Listed records |
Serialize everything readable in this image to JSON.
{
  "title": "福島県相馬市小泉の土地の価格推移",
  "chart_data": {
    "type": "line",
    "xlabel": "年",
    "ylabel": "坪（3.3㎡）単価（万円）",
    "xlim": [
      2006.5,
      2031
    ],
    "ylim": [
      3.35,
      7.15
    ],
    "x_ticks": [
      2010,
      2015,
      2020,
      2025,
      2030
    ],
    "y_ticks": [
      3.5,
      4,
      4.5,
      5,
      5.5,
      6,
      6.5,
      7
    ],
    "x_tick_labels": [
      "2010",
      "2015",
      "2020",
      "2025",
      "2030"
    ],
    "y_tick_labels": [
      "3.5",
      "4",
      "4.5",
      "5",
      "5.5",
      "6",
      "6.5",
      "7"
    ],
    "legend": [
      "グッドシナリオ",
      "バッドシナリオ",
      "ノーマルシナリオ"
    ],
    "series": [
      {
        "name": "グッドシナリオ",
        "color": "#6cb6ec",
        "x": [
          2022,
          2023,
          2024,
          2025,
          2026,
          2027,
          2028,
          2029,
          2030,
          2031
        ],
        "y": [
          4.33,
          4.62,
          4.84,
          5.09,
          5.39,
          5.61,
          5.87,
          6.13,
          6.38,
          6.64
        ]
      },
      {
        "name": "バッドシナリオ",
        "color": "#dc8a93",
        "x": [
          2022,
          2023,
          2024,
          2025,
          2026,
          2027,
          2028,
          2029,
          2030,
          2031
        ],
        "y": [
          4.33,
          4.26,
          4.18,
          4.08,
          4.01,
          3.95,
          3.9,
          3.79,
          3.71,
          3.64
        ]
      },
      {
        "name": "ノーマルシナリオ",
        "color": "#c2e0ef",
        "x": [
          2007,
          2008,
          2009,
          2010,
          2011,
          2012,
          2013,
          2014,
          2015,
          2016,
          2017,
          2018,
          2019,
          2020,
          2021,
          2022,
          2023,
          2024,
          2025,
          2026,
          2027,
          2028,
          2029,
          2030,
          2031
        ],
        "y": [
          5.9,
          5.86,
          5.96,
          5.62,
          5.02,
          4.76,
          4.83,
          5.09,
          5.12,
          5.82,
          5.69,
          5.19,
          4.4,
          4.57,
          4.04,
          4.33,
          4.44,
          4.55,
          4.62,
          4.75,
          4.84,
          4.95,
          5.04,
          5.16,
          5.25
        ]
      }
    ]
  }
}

Short problem |
Go over the data above and copy every line that has the word "color" in it.

Full output |
        "color": "#6cb6ec",
        "color": "#dc8a93",
        "color": "#c2e0ef",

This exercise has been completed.